Records

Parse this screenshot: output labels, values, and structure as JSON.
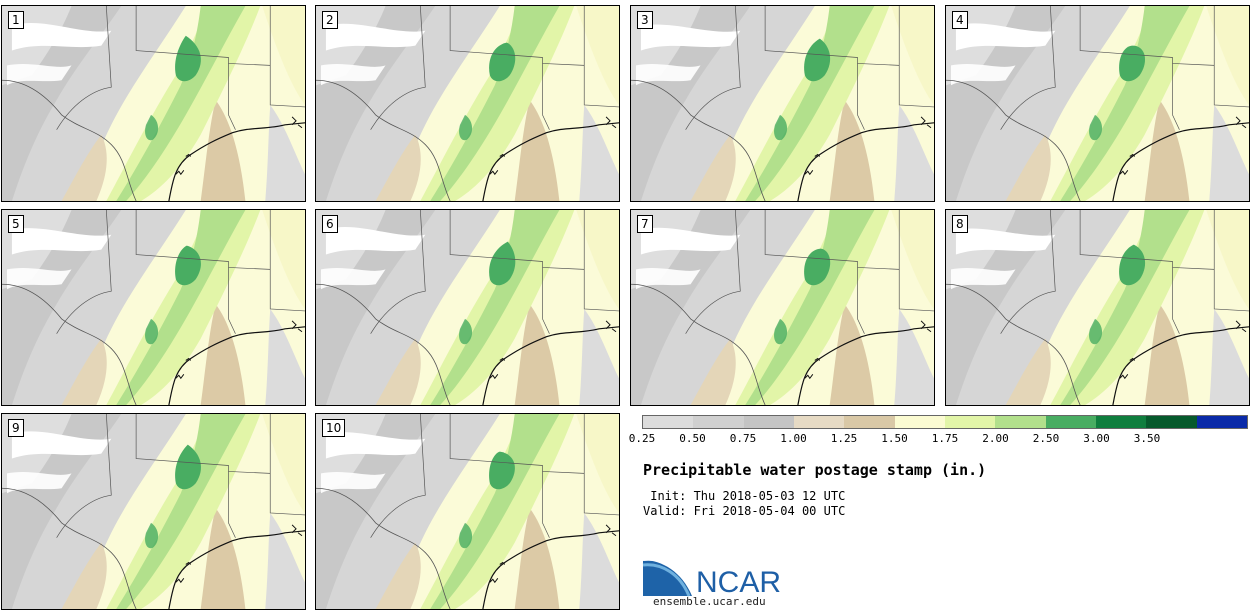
{
  "members": [
    "1",
    "2",
    "3",
    "4",
    "5",
    "6",
    "7",
    "8",
    "9",
    "10"
  ],
  "colorbar": {
    "ticks": [
      "0.25",
      "0.50",
      "0.75",
      "1.00",
      "1.25",
      "1.50",
      "1.75",
      "2.00",
      "2.50",
      "3.00",
      "3.50"
    ],
    "colors": [
      "#dcdcdc",
      "#d0d0d0",
      "#c4c4c4",
      "#e6dac4",
      "#d9c8a6",
      "#fbfbd2",
      "#e2f5a8",
      "#b2e08c",
      "#49ad62",
      "#0f7e3e",
      "#065a2c",
      "#0a2aa8"
    ]
  },
  "title": "Precipitable water postage stamp (in.)",
  "init_line": " Init: Thu 2018-05-03 12 UTC",
  "valid_line": "Valid: Fri 2018-05-04 00 UTC",
  "logo_text": "NCAR",
  "site": "ensemble.ucar.edu"
}
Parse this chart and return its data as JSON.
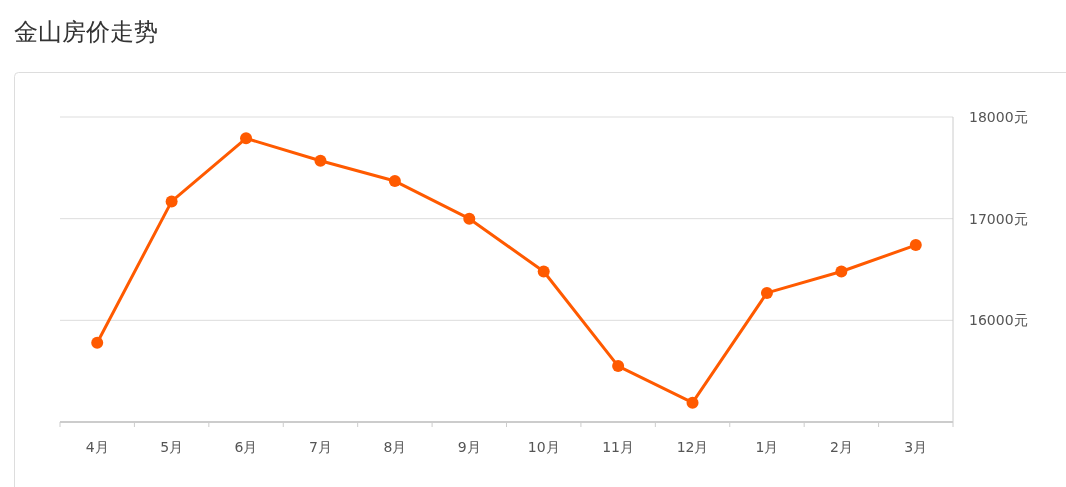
{
  "chart_data": {
    "type": "line",
    "title": "金山房价走势",
    "categories": [
      "4月",
      "5月",
      "6月",
      "7月",
      "8月",
      "9月",
      "10月",
      "11月",
      "12月",
      "1月",
      "2月",
      "3月"
    ],
    "series": [
      {
        "color": "#ff5a00",
        "values": [
          15780,
          17170,
          17790,
          17570,
          17370,
          17000,
          16480,
          15550,
          15190,
          16270,
          16480,
          16740
        ]
      }
    ],
    "ylim": [
      15000,
      18000
    ],
    "yticks": [
      {
        "value": 15000,
        "label": null
      },
      {
        "value": 16000,
        "label": "16000元"
      },
      {
        "value": 17000,
        "label": "17000元"
      },
      {
        "value": 18000,
        "label": "18000元"
      }
    ],
    "grid": "y",
    "marker": "circle",
    "line_style": "solid"
  }
}
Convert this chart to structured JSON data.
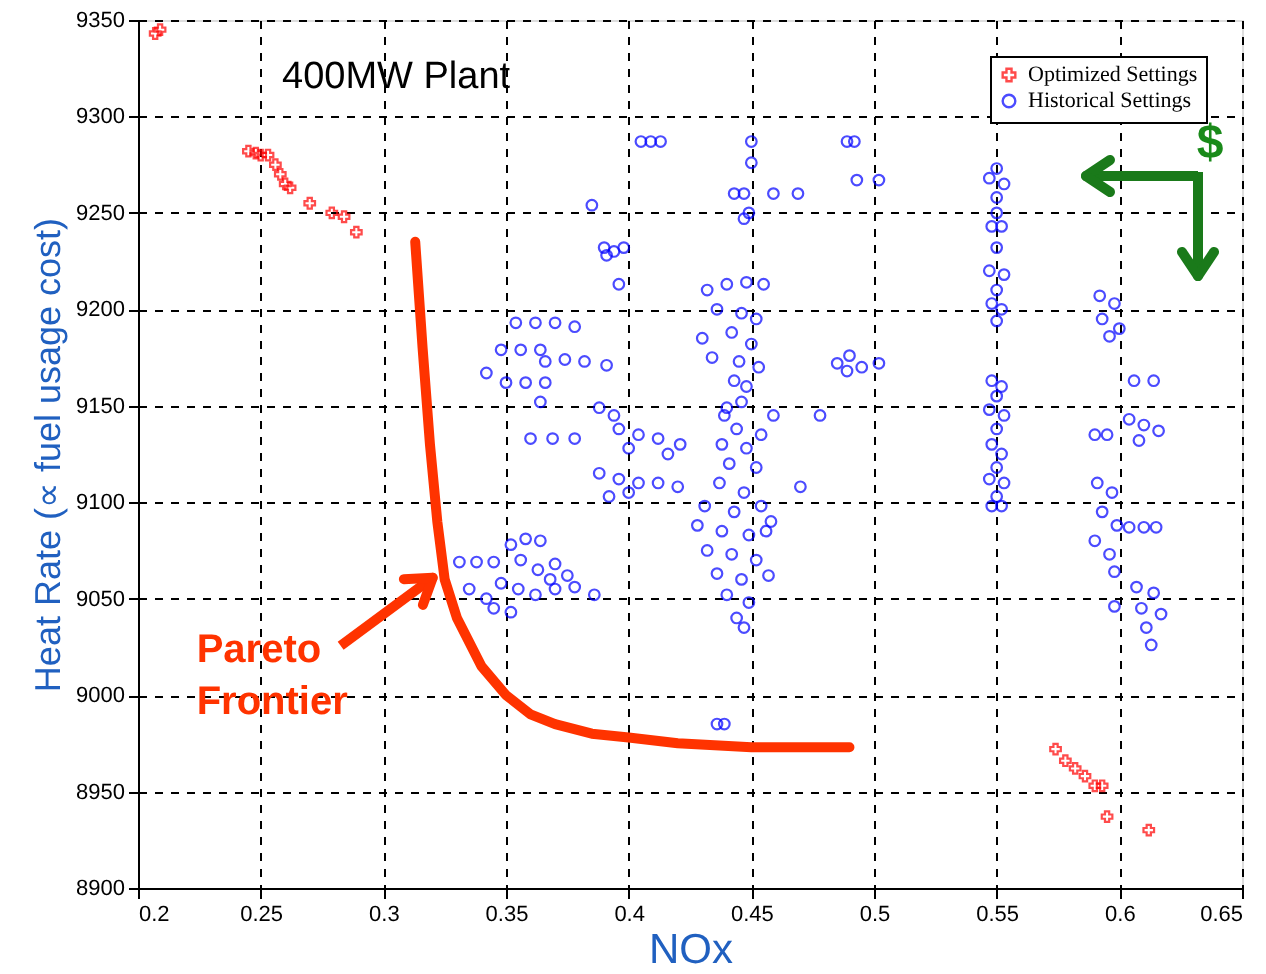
{
  "chart_data": {
    "type": "scatter",
    "title": "400MW Plant",
    "xlabel": "NOx",
    "ylabel": "Heat Rate (∝ fuel usage cost)",
    "xlim": [
      0.2,
      0.65
    ],
    "xticks": [
      0.2,
      0.25,
      0.3,
      0.35,
      0.4,
      0.45,
      0.5,
      0.55,
      0.6,
      0.65
    ],
    "ylim": [
      8900,
      9350
    ],
    "yticks": [
      8900,
      8950,
      9000,
      9050,
      9100,
      9150,
      9200,
      9250,
      9300,
      9350
    ],
    "grid": true,
    "legend": "top right",
    "annotations": [
      {
        "text": "Pareto Frontier",
        "x": 0.325,
        "y": 9065
      },
      "$"
    ],
    "series": [
      {
        "name": "Optimized Settings",
        "color": "#ff0000",
        "marker": "cross",
        "x": [
          0.207,
          0.209,
          0.245,
          0.248,
          0.25,
          0.253,
          0.256,
          0.258,
          0.26,
          0.262,
          0.27,
          0.279,
          0.284,
          0.289,
          0.574,
          0.578,
          0.582,
          0.586,
          0.59,
          0.593,
          0.595,
          0.612
        ],
        "values": [
          9343,
          9345,
          9282,
          9281,
          9280,
          9280,
          9275,
          9270,
          9265,
          9263,
          9255,
          9250,
          9248,
          9240,
          8972,
          8966,
          8962,
          8958,
          8953,
          8953,
          8937,
          8930
        ]
      },
      {
        "name": "Historical Settings",
        "color": "#0000ff",
        "marker": "circle",
        "x": [
          0.405,
          0.409,
          0.413,
          0.45,
          0.489,
          0.492,
          0.45,
          0.385,
          0.39,
          0.394,
          0.398,
          0.396,
          0.391,
          0.443,
          0.447,
          0.459,
          0.469,
          0.449,
          0.447,
          0.493,
          0.502,
          0.55,
          0.547,
          0.553,
          0.55,
          0.55,
          0.548,
          0.552,
          0.55,
          0.547,
          0.553,
          0.55,
          0.548,
          0.552,
          0.55,
          0.548,
          0.552,
          0.55,
          0.547,
          0.553,
          0.55,
          0.548,
          0.552,
          0.55,
          0.547,
          0.553,
          0.55,
          0.548,
          0.552,
          0.432,
          0.44,
          0.448,
          0.455,
          0.436,
          0.446,
          0.452,
          0.43,
          0.442,
          0.45,
          0.434,
          0.445,
          0.453,
          0.443,
          0.448,
          0.44,
          0.446,
          0.444,
          0.438,
          0.448,
          0.441,
          0.452,
          0.437,
          0.447,
          0.431,
          0.443,
          0.454,
          0.428,
          0.438,
          0.449,
          0.432,
          0.442,
          0.452,
          0.436,
          0.446,
          0.44,
          0.449,
          0.444,
          0.447,
          0.456,
          0.458,
          0.457,
          0.439,
          0.459,
          0.478,
          0.454,
          0.592,
          0.598,
          0.593,
          0.6,
          0.596,
          0.606,
          0.614,
          0.59,
          0.595,
          0.604,
          0.61,
          0.616,
          0.608,
          0.591,
          0.597,
          0.593,
          0.599,
          0.59,
          0.596,
          0.598,
          0.604,
          0.61,
          0.615,
          0.607,
          0.614,
          0.609,
          0.617,
          0.611,
          0.613,
          0.598,
          0.485,
          0.49,
          0.495,
          0.489,
          0.502,
          0.354,
          0.362,
          0.37,
          0.378,
          0.348,
          0.356,
          0.364,
          0.366,
          0.374,
          0.382,
          0.391,
          0.342,
          0.35,
          0.358,
          0.366,
          0.364,
          0.36,
          0.369,
          0.378,
          0.396,
          0.404,
          0.412,
          0.421,
          0.388,
          0.394,
          0.4,
          0.416,
          0.388,
          0.396,
          0.404,
          0.412,
          0.42,
          0.392,
          0.4,
          0.47,
          0.331,
          0.338,
          0.345,
          0.352,
          0.358,
          0.364,
          0.356,
          0.363,
          0.37,
          0.348,
          0.355,
          0.362,
          0.37,
          0.378,
          0.386,
          0.335,
          0.342,
          0.345,
          0.352,
          0.368,
          0.375,
          0.436,
          0.439
        ],
        "values": [
          9287,
          9287,
          9287,
          9287,
          9287,
          9287,
          9276,
          9254,
          9232,
          9230,
          9232,
          9213,
          9228,
          9260,
          9260,
          9260,
          9260,
          9250,
          9247,
          9267,
          9267,
          9273,
          9268,
          9265,
          9258,
          9250,
          9243,
          9243,
          9232,
          9220,
          9218,
          9210,
          9203,
          9200,
          9194,
          9163,
          9160,
          9155,
          9148,
          9145,
          9138,
          9130,
          9125,
          9118,
          9112,
          9110,
          9103,
          9098,
          9098,
          9210,
          9213,
          9214,
          9213,
          9200,
          9198,
          9195,
          9185,
          9188,
          9182,
          9175,
          9173,
          9170,
          9163,
          9160,
          9149,
          9152,
          9138,
          9130,
          9128,
          9120,
          9118,
          9110,
          9105,
          9098,
          9095,
          9098,
          9088,
          9085,
          9083,
          9075,
          9073,
          9070,
          9063,
          9060,
          9052,
          9048,
          9040,
          9035,
          9085,
          9090,
          9062,
          9145,
          9145,
          9145,
          9135,
          9207,
          9203,
          9195,
          9190,
          9186,
          9163,
          9163,
          9135,
          9135,
          9143,
          9140,
          9137,
          9132,
          9110,
          9105,
          9095,
          9088,
          9080,
          9073,
          9064,
          9087,
          9087,
          9087,
          9056,
          9053,
          9045,
          9042,
          9035,
          9026,
          9046,
          9172,
          9176,
          9170,
          9168,
          9172,
          9193,
          9193,
          9193,
          9191,
          9179,
          9179,
          9179,
          9173,
          9174,
          9173,
          9171,
          9167,
          9162,
          9162,
          9162,
          9152,
          9133,
          9133,
          9133,
          9138,
          9135,
          9133,
          9130,
          9149,
          9145,
          9128,
          9125,
          9115,
          9112,
          9110,
          9110,
          9108,
          9103,
          9105,
          9108,
          9069,
          9069,
          9069,
          9078,
          9081,
          9080,
          9070,
          9065,
          9068,
          9058,
          9055,
          9052,
          9055,
          9056,
          9052,
          9055,
          9050,
          9045,
          9043,
          9060,
          9062,
          8985,
          8985
        ]
      },
      {
        "type": "line",
        "color": "#ff3300",
        "marker": "none",
        "x": [
          0.313,
          0.316,
          0.319,
          0.322,
          0.325,
          0.33,
          0.34,
          0.35,
          0.36,
          0.37,
          0.385,
          0.4,
          0.42,
          0.45,
          0.49
        ],
        "values": [
          9235,
          9180,
          9130,
          9090,
          9060,
          9040,
          9015,
          9000,
          8990,
          8985,
          8980,
          8978,
          8975,
          8973,
          8973
        ]
      }
    ]
  }
}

What you will do —
Show every line of the listing in which the string "name" can be found.

Correct result —
        "name": "Optimized Settings",
        "name": "Historical Settings",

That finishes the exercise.